### Exercise instructions
Extract all lines that hold "construct" from the records below.

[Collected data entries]
+++
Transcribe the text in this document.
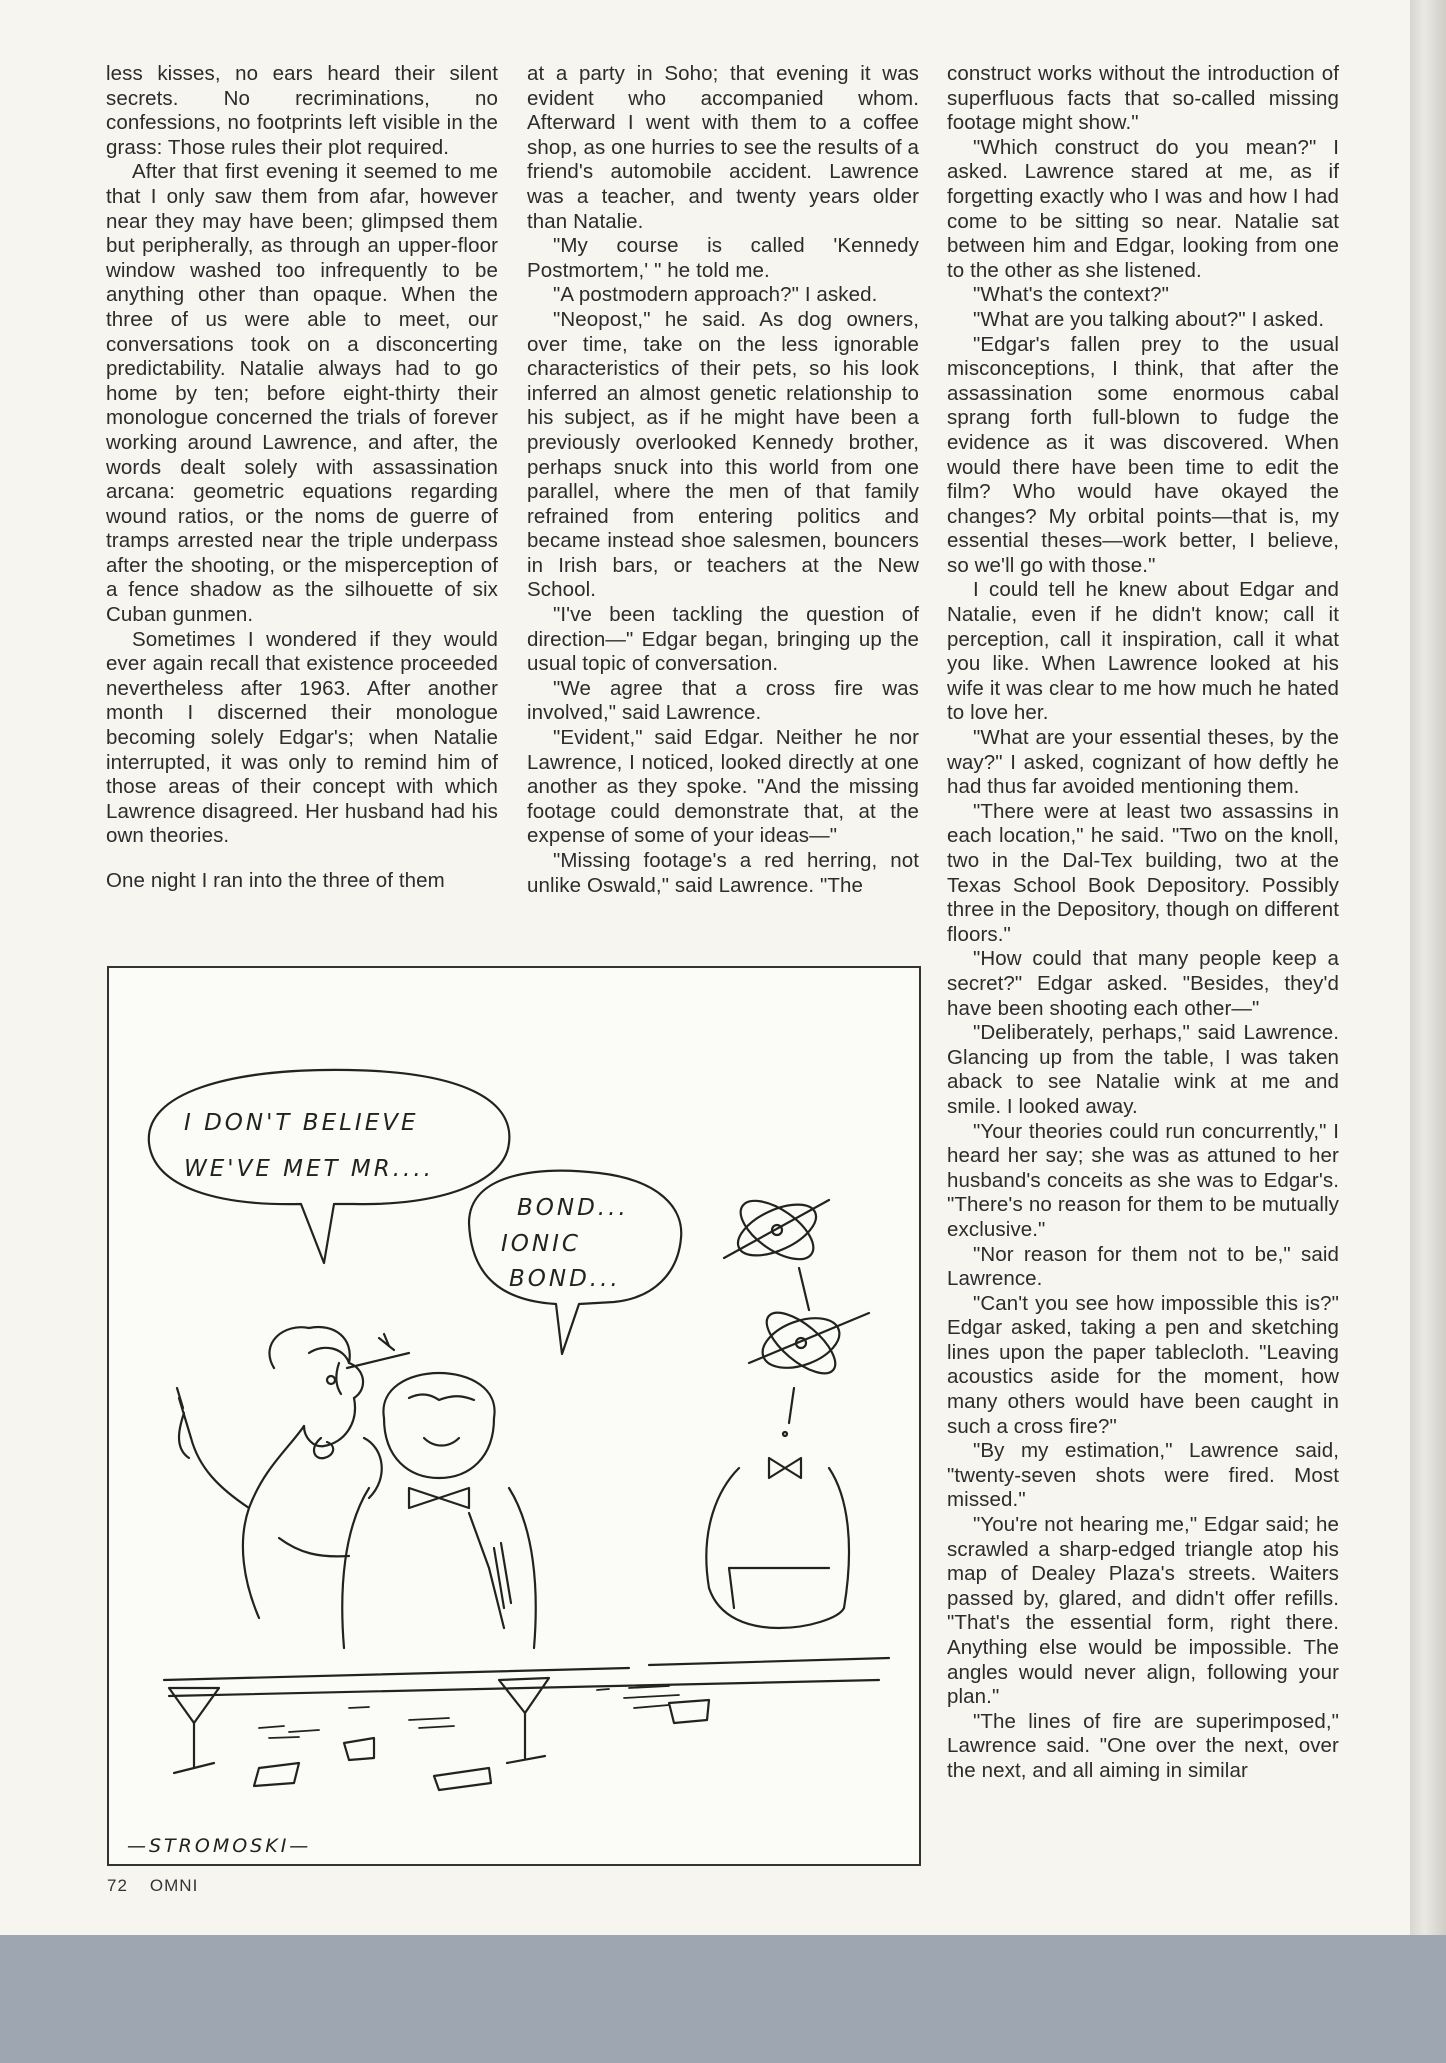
less kisses, no ears heard their silent secrets. No recriminations, no confessions, no footprints left visible in the grass: Those rules their plot required.

After that first evening it seemed to me that I only saw them from afar, however near they may have been; glimpsed them but peripherally, as through an upper-floor window washed too infrequently to be anything other than opaque. When the three of us were able to meet, our conversations took on a disconcerting predictability. Natalie always had to go home by ten; before eight-thirty their monologue concerned the trials of forever working around Lawrence, and after, the words dealt solely with assassination arcana: geometric equations regarding wound ratios, or the noms de guerre of tramps arrested near the triple underpass after the shooting, or the misperception of a fence shadow as the silhouette of six Cuban gunmen.

Sometimes I wondered if they would ever again recall that existence proceeded nevertheless after 1963. After another month I discerned their monologue becoming solely Edgar's; when Natalie interrupted, it was only to remind him of those areas of their concept with which Lawrence disagreed. Her husband had his own theories.

One night I ran into the three of them

at a party in Soho; that evening it was evident who accompanied whom. Afterward I went with them to a coffee shop, as one hurries to see the results of a friend's automobile accident. Lawrence was a teacher, and twenty years older than Natalie.

"My course is called 'Kennedy Postmortem,' " he told me.

"A postmodern approach?" I asked.

"Neopost," he said. As dog owners, over time, take on the less ignorable characteristics of their pets, so his look inferred an almost genetic relationship to his subject, as if he might have been a previously overlooked Kennedy brother, perhaps snuck into this world from one parallel, where the men of that family refrained from entering politics and became instead shoe salesmen, bouncers in Irish bars, or teachers at the New School.

"I've been tackling the question of direction—" Edgar began, bringing up the usual topic of conversation.

"We agree that a cross fire was involved," said Lawrence.

"Evident," said Edgar. Neither he nor Lawrence, I noticed, looked directly at one another as they spoke. "And the missing footage could demonstrate that, at the expense of some of your ideas—"

"Missing footage's a red herring, not unlike Oswald," said Lawrence. "The

construct works without the introduction of superfluous facts that so-called missing footage might show."

"Which construct do you mean?" I asked. Lawrence stared at me, as if forgetting exactly who I was and how I had come to be sitting so near. Natalie sat between him and Edgar, looking from one to the other as she listened.

"What's the context?"

"What are you talking about?" I asked.

"Edgar's fallen prey to the usual misconceptions, I think, that after the assassination some enormous cabal sprang forth full-blown to fudge the evidence as it was discovered. When would there have been time to edit the film? Who would have okayed the changes? My orbital points—that is, my essential theses—work better, I believe, so we'll go with those."

I could tell he knew about Edgar and Natalie, even if he didn't know; call it perception, call it inspiration, call it what you like. When Lawrence looked at his wife it was clear to me how much he hated to love her.

"What are your essential theses, by the way?" I asked, cognizant of how deftly he had thus far avoided mentioning them.

"There were at least two assassins in each location," he said. "Two on the knoll, two in the Dal-Tex building, two at the Texas School Book Depository. Possibly three in the Depository, though on different floors."

"How could that many people keep a secret?" Edgar asked. "Besides, they'd have been shooting each other—"

"Deliberately, perhaps," said Lawrence. Glancing up from the table, I was taken aback to see Natalie wink at me and smile. I looked away.

"Your theories could run concurrently," I heard her say; she was as attuned to her husband's conceits as she was to Edgar's. "There's no reason for them to be mutually exclusive."

"Nor reason for them not to be," said Lawrence.

"Can't you see how impossible this is?" Edgar asked, taking a pen and sketching lines upon the paper tablecloth. "Leaving acoustics aside for the moment, how many others would have been caught in such a cross fire?"

"By my estimation," Lawrence said, "twenty-seven shots were fired. Most missed."

"You're not hearing me," Edgar said; he scrawled a sharp-edged triangle atop his map of Dealey Plaza's streets. Waiters passed by, glared, and didn't offer refills. "That's the essential form, right there. Anything else would be impossible. The angles would never align, following your plan."

"The lines of fire are superimposed," Lawrence said. "One over the next, over the next, and all aiming in similar

I DON'T BELIEVE
WE'VE MET MR....
BOND...
IONIC
BOND...
—STROMOSKI—
72 OMNI
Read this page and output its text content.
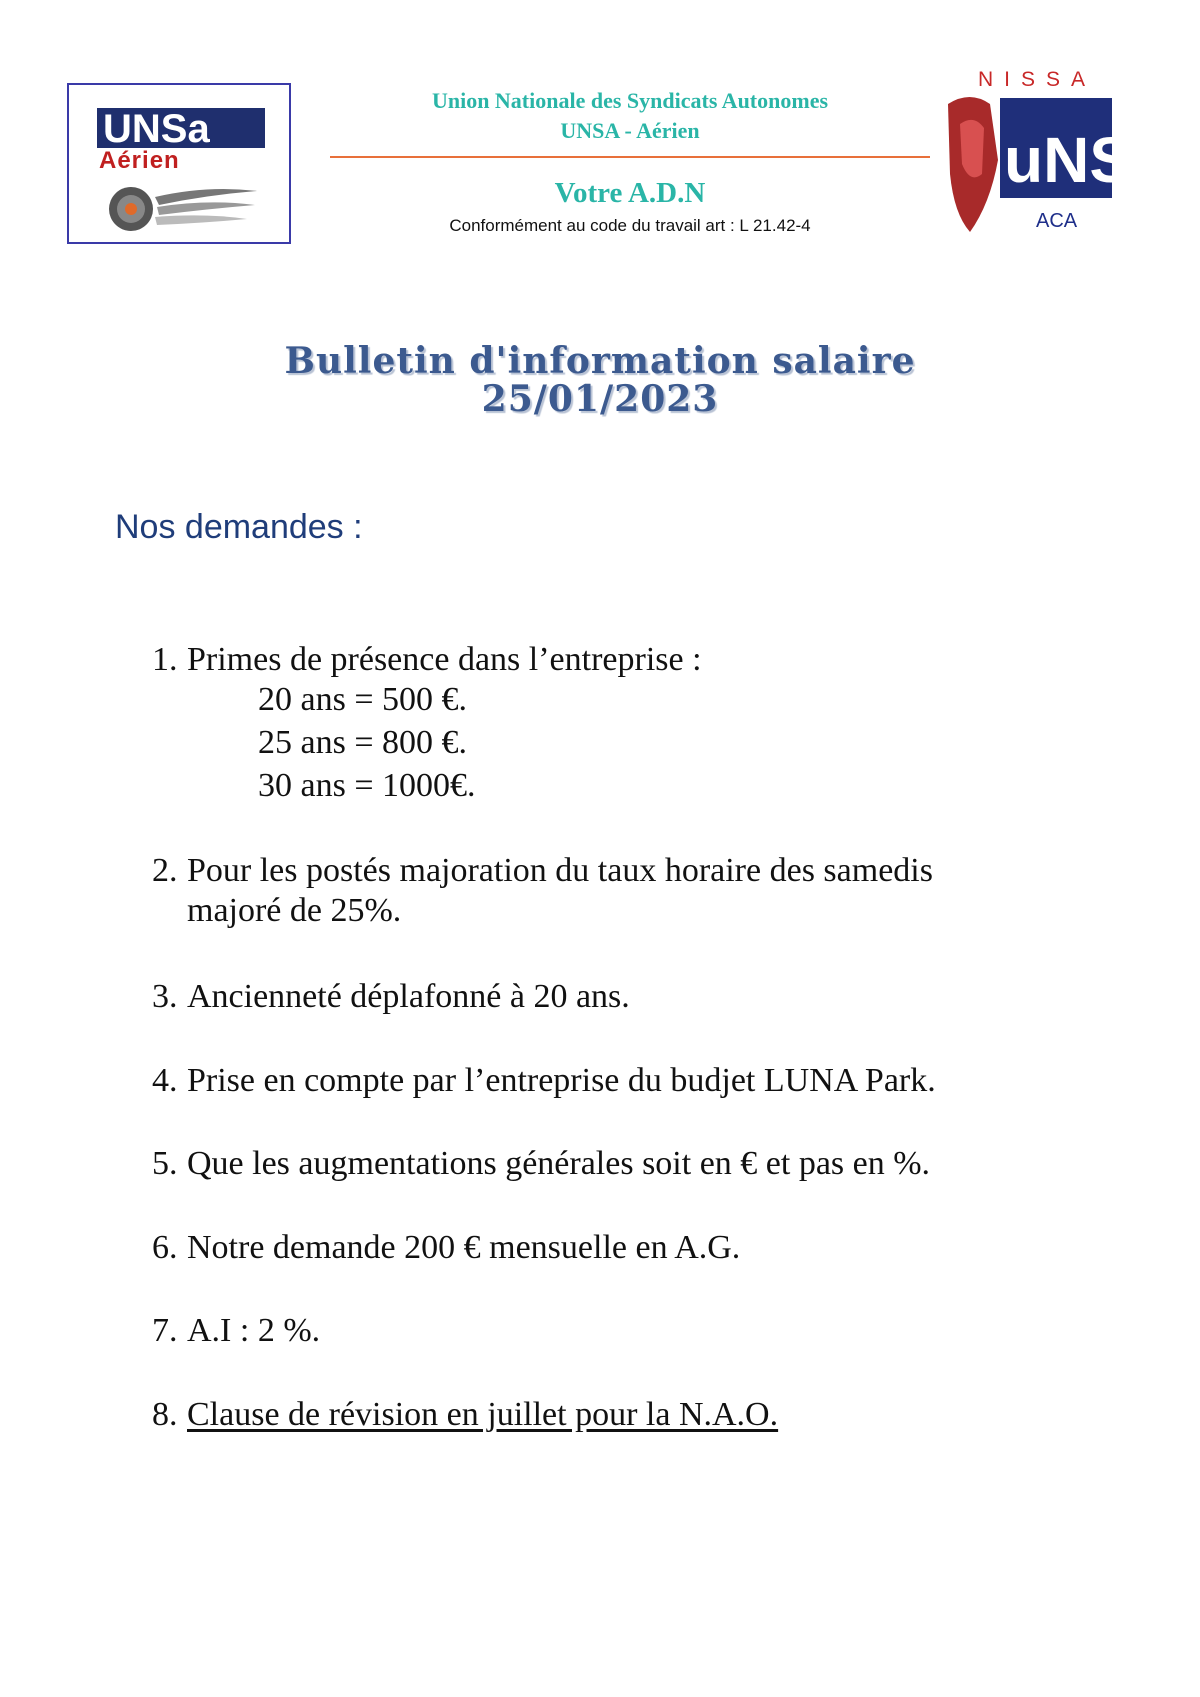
UNSa
Aérien
Union Nationale des Syndicats Autonomes
UNSA - Aérien
Votre A.D.N
Conformément au code du travail art : L 21.42-4
NISSA
uNSa
ACA
Bulletin d'information salaire
25/01/2023
Nos demandes :
1. Primes de présence dans l’entreprise :
20 ans = 500 €.
25 ans = 800 €.
30 ans = 1000€.
2. Pour les postés majoration du taux horaire des samedis
majoré de 25%.
3. Ancienneté déplafonné à 20 ans.
4. Prise en compte par l’entreprise du budjet LUNA Park.
5. Que les augmentations générales soit en € et pas en %.
6. Notre demande 200 € mensuelle en A.G.
7. A.I : 2 %.
8. Clause de révision en juillet pour la N.A.O.
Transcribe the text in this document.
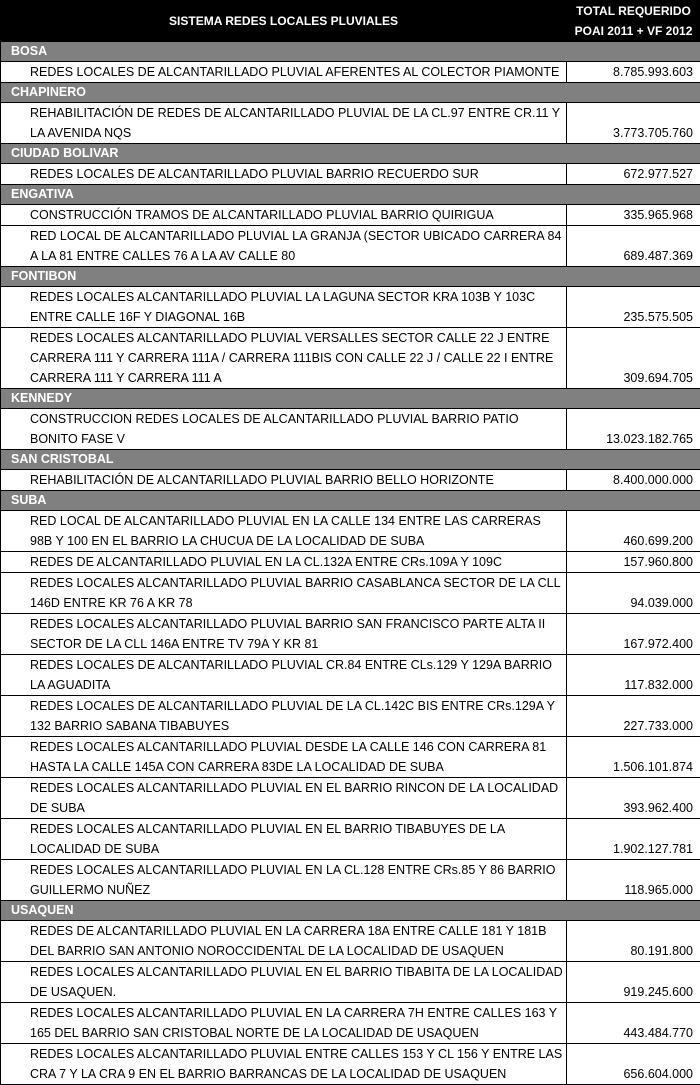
SISTEMA REDES LOCALES PLUVIALES	TOTAL REQUERIDO
POAI 2011 + VF 2012
BOSA	
REDES LOCALES DE ALCANTARILLADO PLUVIAL AFERENTES AL COLECTOR PIAMONTE	8.785.993.603
CHAPINERO	
REHABILITACIÓN DE REDES DE ALCANTARILLADO PLUVIAL DE LA CL.97 ENTRE CR.11 Y LA AVENIDA NQS	3.773.705.760
CIUDAD BOLIVAR	
REDES LOCALES DE ALCANTARILLADO PLUVIAL BARRIO RECUERDO SUR	672.977.527
ENGATIVA	
CONSTRUCCIÓN TRAMOS DE ALCANTARILLADO PLUVIAL BARRIO QUIRIGUA	335.965.968
RED LOCAL DE ALCANTARILLADO PLUVIAL LA GRANJA (SECTOR UBICADO CARRERA 84 A LA 81 ENTRE CALLES 76 A LA AV CALLE 80	689.487.369
FONTIBON	
REDES LOCALES ALCANTARILLADO PLUVIAL LA LAGUNA SECTOR KRA 103B Y 103C ENTRE CALLE 16F Y DIAGONAL 16B	235.575.505
REDES LOCALES ALCANTARILLADO PLUVIAL VERSALLES SECTOR CALLE 22 J ENTRE CARRERA 111 Y CARRERA 111A / CARRERA 111BIS CON CALLE 22 J / CALLE 22 I ENTRE CARRERA 111 Y CARRERA 111 A	309.694.705
KENNEDY	
CONSTRUCCION REDES LOCALES DE ALCANTARILLADO PLUVIAL BARRIO PATIO BONITO FASE V	13.023.182.765
SAN CRISTOBAL	
REHABILITACIÓN DE ALCANTARILLADO PLUVIAL BARRIO BELLO HORIZONTE	8.400.000.000
SUBA	
RED LOCAL DE ALCANTARILLADO PLUVIAL EN LA CALLE 134 ENTRE LAS CARRERAS 98B Y 100 EN EL BARRIO LA CHUCUA DE LA LOCALIDAD DE SUBA	460.699.200
REDES DE ALCANTARILLADO PLUVIAL EN LA CL.132A ENTRE CRs.109A Y 109C	157.960.800
REDES LOCALES ALCANTARILLADO PLUVIAL BARRIO CASABLANCA SECTOR DE LA CLL 146D ENTRE KR 76 A KR 78	94.039.000
REDES LOCALES ALCANTARILLADO PLUVIAL BARRIO SAN FRANCISCO PARTE ALTA II SECTOR DE LA CLL 146A ENTRE TV 79A Y KR 81	167.972.400
REDES LOCALES DE ALCANTARILLADO PLUVIAL CR.84 ENTRE CLs.129 Y 129A BARRIO LA AGUADITA	117.832.000
REDES LOCALES DE ALCANTARILLADO PLUVIAL DE LA CL.142C BIS ENTRE CRs.129A Y 132 BARRIO SABANA TIBABUYES	227.733.000
REDES LOCALES ALCANTARILLADO PLUVIAL DESDE LA CALLE 146 CON CARRERA 81 HASTA LA CALLE 145A CON CARRERA 83DE LA LOCALIDAD DE SUBA	1.506.101.874
REDES LOCALES ALCANTARILLADO PLUVIAL EN EL BARRIO RINCON DE LA LOCALIDAD DE SUBA	393.962.400
REDES LOCALES ALCANTARILLADO PLUVIAL EN EL BARRIO TIBABUYES DE LA LOCALIDAD DE SUBA	1.902.127.781
REDES LOCALES ALCANTARILLADO PLUVIAL EN LA CL.128 ENTRE CRs.85 Y 86 BARRIO GUILLERMO NUÑEZ	118.965.000
USAQUEN	
REDES DE ALCANTARILLADO PLUVIAL EN LA CARRERA 18A ENTRE CALLE 181 Y 181B DEL BARRIO SAN ANTONIO NOROCCIDENTAL DE LA LOCALIDAD DE USAQUEN	80.191.800
REDES LOCALES ALCANTARILLADO PLUVIAL EN EL BARRIO TIBABITA DE LA LOCALIDAD DE USAQUEN.	919.245.600
REDES LOCALES ALCANTARILLADO PLUVIAL EN LA CARRERA 7H ENTRE CALLES 163 Y 165 DEL BARRIO SAN CRISTOBAL NORTE DE LA LOCALIDAD DE USAQUEN	443.484.770
REDES LOCALES ALCANTARILLADO PLUVIAL ENTRE CALLES 153 Y CL 156 Y ENTRE LAS CRA 7 Y LA CRA 9 EN EL BARRIO BARRANCAS DE LA LOCALIDAD DE USAQUEN	656.604.000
+++
### Task output
construct works without the introduction of superfluous facts that so-called missing footage might show."
"Which construct do you mean?" I asked. Lawrence stared at me, as if forgetting exactly who I was and how I had come to be sitting so near. Natalie sat between him and Edgar, looking from one to the other as she listened.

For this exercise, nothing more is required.